__DOCUMENT PASSAGE__.
Thursday, July 23, 2009

The Productivity Commission - part XXVI

It feels like part XXVI, even though I haven't made that many posts on the subject.

I believe there is some rallying of the pro-Productivity Commission troops going on. 'Cheaper books' is the cry. Yawn. YAWN. Since when did a public company give cheaper anything? Since when did you all start believing that Coles, Woolworths and Dymocks are going to do something that benefits their customers? How are those petrol prices working for ya? How's your toilet paper? How's your 'home brand' product range - about the same price as everything else, right? That's how they roll.

And since when have we forgotten that tried-and-true chestnut, that there is no such thing as a free lunch? Well, folks, those so-called cheaper books are the free lunch. Which means there's a price somewhere ... oh, wait, here it is: you can have cheaper books, sure, but just don't expect them to be Australian. Don't expect to get your Donna Hay cookbook or your Michael Clarke Captain's Diary or your Lote Tuqiri tell-all, because there won't be anyone around to produce them. Why not? Nope, not because publishers won't exist - because writers won't.

There is bugger-all money for writers as it is; if retailers like Dymocks pound the publishers for more and more discounts - they already pay less than half the recommended retail price for a book, which means that anything they charge above the discount is money straight to them - then the publishers have to squeeze it at the other end. The other end is the writer. If Dymocks will only pay $5 for a book that used to cost them $15, how much money do you think there is for the writer after the publisher has paid for production, distribution, sales, marketing and publicity?

Of course, I've heard that writers are all members of an 'elite' - thus, they must all be trustafarians who don't need the money. Yeah, right. The writers I know come from all sorts of backgrounds and live all sorts of lives. Some were cops; some were actors; some were journos; some work in bookshops. Most of them don't have anything approaching a Masters degree. Most of them work bloody hard for a living and then do their writing at 3 a.m. with a crying child, or late at night after a shift, or they sneak it into a lunch hour. They're not elite in anything other than talent. And since when did having talent make someone 'elite'? It just makes them talented.

So let's turn to those other so-called 'elites': people who work in publishing. Hmmm, let me see ... public high school, public high school, private school on a scholarship, public high school. I personally started working the day after I finished my HSC and kept working throughout university. Guess I wasn't elite enough to get by without the money. Maybe I should leave the industry. Except you know what I spent a lot of my money on back then? Books. I bought books because I couldn't breathe without them. I bought books because they were my whole world. They fired my imagination and made me laugh and cry and dream.

__SUPPLIED MATERIAL__.
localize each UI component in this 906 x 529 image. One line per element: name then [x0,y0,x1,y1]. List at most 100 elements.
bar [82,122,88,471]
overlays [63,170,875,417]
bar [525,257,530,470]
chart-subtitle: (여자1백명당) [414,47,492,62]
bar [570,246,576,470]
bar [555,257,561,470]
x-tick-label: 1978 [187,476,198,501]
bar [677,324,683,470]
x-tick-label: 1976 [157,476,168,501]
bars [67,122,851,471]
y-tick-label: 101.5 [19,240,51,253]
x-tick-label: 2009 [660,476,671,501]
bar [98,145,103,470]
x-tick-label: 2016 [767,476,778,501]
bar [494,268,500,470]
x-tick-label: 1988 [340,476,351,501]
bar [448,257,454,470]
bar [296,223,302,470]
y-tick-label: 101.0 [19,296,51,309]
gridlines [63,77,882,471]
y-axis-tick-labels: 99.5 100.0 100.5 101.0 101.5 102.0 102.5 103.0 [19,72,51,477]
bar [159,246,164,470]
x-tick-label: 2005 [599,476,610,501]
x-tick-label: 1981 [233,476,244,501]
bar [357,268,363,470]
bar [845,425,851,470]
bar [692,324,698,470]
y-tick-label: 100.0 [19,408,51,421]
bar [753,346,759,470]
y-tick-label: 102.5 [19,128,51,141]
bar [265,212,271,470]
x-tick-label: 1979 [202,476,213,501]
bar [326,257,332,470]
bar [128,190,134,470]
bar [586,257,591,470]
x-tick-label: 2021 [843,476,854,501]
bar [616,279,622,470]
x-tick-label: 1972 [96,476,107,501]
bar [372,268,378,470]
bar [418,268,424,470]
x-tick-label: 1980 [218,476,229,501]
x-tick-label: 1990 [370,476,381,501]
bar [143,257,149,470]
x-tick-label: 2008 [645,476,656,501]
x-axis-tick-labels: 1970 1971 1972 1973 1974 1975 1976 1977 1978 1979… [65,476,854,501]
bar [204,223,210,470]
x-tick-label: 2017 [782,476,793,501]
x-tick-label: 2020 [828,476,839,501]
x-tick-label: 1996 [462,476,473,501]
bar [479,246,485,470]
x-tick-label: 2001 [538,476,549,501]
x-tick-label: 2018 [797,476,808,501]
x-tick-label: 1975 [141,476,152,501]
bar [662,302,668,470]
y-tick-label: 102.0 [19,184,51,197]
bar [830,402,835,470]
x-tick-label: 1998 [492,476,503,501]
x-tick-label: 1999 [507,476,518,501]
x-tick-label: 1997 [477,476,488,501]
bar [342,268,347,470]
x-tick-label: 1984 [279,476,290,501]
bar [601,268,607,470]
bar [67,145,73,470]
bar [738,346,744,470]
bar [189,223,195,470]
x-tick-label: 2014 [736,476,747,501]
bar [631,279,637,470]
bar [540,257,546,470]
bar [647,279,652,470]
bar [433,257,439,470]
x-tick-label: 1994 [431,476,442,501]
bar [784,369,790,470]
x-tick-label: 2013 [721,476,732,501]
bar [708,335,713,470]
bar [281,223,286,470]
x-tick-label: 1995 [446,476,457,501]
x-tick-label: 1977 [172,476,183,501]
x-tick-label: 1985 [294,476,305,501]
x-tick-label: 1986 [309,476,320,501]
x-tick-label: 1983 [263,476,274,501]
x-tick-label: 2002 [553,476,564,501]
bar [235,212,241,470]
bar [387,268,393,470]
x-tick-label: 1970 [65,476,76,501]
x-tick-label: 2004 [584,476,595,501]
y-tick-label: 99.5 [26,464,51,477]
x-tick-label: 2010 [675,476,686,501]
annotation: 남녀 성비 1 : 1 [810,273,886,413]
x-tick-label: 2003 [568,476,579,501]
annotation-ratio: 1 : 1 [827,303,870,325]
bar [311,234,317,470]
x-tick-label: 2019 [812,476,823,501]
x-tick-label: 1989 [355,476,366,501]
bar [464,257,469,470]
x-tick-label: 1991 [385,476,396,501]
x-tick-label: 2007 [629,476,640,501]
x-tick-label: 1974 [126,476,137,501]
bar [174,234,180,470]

__WHAT THIS EXERCISE ASKS__.
[1] Translate this sentence from the Productivity Commission blog post into Spanish: "They're not elite in anything other than talent."
[2] Carry on the Productivity Commission blog post from its last sentence.
The records were drawn from a separate source, unrelated to the blog post.

__SET OF ANSWERS__.
[1] No son una élite en nada que no sea el talento.

[2]
Writers wrote those books. It sounds facile to say it, but let's go over it again: writers wrote those books. Without writers, there are no books. There are no stories. So how dare anyone - ANYONE - imply that they are not worth every cent they are paid, and more. How dare anyone say that they should be paid less. How dare anyone - let alone the CEO of Dymocks, who makes his money off the products of writers - call Australian writers incompetent. I'd like to see him write a book. But, no, he can't - he's not elite enough. He's just the CEO.

There's a lot of misinformation going on in this debate, and it's centred on this mantra: 'cheaper books'. Australian books are not expensive compared to books in the rest of the world. And anyone crowing about the cost of books overseas and the price they'd fetch here under this new world order has failed to factor in the enormous cost of actually getting those books here. Who do you think is going to pay for that? Do you imagine that Dymocks will absorb the cost of freight so they can bring their customers cheaper books? If so, let me resurrect a phrase from the 1980s: that, my friends, is Voodoo Economics.

The Coalition for Cheaper Books has also managed to divert attention away from another truth about writers. agents and publishers: we are all book buyers too. But we are 'super-user' book buyers. We understand the economics behind the price of a book. Don't you think that, as folks with a heightened interest in buying books, we'd be the first to support the idea of 'cheaper books' if we actually believed they weren't as cheap as they could be? The Coalition members have not seen costings for books; I have. I can assure you that the profit margins aren't big. I can also assure you that most books never earn out their advance. Publishers take the risk that they won't. They take that risk on some books that they're fairly certain will never earn out - like first novels - because they believe in what they're doing. They believe in books. Yes, they're mostly public companies but there is this weird thing in the publishing industry: we believe we're all involved in something bigger than ourselves. We believe in the mission. And to quote Buffy the Vampire Slayer, 'the mission is what matters'. Why else would we put up with these woeful salaries?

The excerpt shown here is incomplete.